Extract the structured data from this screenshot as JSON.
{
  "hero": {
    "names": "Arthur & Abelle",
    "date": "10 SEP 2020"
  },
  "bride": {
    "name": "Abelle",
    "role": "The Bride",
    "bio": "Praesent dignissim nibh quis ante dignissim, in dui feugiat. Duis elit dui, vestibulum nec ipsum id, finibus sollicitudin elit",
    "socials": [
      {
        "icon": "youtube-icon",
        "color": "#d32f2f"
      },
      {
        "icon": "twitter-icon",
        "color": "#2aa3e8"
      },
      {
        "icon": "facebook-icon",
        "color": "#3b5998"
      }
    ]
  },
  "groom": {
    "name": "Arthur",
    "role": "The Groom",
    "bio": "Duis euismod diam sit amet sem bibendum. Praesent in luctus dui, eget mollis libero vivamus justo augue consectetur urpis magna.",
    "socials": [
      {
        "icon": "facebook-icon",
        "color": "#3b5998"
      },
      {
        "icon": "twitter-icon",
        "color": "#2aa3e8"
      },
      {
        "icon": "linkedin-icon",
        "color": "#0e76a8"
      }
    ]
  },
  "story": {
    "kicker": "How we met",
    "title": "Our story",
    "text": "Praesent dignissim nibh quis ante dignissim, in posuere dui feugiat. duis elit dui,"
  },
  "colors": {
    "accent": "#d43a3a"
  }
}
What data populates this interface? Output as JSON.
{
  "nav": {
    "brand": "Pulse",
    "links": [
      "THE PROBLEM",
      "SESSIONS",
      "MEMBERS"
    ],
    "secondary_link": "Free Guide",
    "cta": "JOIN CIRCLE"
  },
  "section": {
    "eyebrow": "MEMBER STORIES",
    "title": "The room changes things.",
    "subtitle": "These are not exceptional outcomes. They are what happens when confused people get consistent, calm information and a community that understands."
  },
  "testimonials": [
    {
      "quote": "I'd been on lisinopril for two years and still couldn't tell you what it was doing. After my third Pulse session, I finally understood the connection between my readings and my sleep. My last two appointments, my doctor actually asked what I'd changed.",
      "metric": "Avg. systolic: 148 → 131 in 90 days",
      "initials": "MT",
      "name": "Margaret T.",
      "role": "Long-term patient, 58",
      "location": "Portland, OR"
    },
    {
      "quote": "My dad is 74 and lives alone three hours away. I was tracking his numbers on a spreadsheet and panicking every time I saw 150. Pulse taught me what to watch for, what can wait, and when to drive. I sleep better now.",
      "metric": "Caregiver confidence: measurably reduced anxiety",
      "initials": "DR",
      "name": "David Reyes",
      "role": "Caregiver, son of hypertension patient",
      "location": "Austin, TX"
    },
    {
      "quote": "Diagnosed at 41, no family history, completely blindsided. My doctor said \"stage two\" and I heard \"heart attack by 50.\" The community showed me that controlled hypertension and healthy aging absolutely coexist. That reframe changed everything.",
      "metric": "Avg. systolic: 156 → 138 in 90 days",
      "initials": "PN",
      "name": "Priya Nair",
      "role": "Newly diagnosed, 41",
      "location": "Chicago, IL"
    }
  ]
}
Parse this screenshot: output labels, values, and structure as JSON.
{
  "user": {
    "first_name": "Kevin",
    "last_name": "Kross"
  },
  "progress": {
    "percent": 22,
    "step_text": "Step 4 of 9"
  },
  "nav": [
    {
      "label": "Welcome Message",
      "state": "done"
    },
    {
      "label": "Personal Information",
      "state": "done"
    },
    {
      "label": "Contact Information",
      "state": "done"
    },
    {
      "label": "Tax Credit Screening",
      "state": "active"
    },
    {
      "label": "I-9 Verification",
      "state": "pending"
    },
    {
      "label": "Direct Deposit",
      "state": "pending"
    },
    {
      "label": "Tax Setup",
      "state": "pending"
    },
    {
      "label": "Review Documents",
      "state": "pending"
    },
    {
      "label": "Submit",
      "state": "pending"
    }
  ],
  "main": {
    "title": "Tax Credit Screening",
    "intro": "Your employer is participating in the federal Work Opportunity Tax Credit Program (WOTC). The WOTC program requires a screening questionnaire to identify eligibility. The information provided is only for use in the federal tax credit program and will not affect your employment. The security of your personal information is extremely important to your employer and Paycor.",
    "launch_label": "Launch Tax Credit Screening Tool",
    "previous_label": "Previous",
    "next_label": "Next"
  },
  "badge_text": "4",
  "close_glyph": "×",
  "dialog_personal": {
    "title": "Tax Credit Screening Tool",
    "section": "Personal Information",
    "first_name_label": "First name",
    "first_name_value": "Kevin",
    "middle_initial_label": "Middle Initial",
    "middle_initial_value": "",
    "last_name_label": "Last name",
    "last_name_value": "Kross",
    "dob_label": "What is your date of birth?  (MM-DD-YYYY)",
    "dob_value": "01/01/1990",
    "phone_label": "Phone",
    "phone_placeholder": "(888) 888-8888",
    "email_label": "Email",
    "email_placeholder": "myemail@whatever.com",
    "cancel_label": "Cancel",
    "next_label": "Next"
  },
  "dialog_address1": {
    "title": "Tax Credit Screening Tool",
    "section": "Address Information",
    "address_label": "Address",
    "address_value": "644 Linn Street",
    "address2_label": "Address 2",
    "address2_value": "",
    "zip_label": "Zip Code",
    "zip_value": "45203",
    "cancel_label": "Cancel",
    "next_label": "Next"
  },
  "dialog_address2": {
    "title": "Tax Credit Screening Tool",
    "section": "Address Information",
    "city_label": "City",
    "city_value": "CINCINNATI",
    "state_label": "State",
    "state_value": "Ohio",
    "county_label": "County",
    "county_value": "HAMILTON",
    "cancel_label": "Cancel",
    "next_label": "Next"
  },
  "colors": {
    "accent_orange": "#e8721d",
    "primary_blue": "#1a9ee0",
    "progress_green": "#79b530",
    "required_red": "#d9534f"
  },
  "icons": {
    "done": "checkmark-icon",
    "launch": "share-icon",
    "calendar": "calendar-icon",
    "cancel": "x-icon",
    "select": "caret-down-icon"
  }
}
════════════════
* [Task requirements]:
Pull out all lines from the listing that contain the string "Pulse".

* [The output]:
    "brand": "Pulse",
      "quote": "I'd been on lisinopril for two years and still couldn't tell you what it was doing. After my third Pulse session, I finally understood the connection between my readings and my sleep. My last two appointments, my doctor actually asked what I'd changed.",
      "quote": "My dad is 74 and lives alone three hours away. I was tracking his numbers on a spreadsheet and panicking every time I saw 150. Pulse taught me what to watch for, what can wait, and when to drive. I sleep better now.",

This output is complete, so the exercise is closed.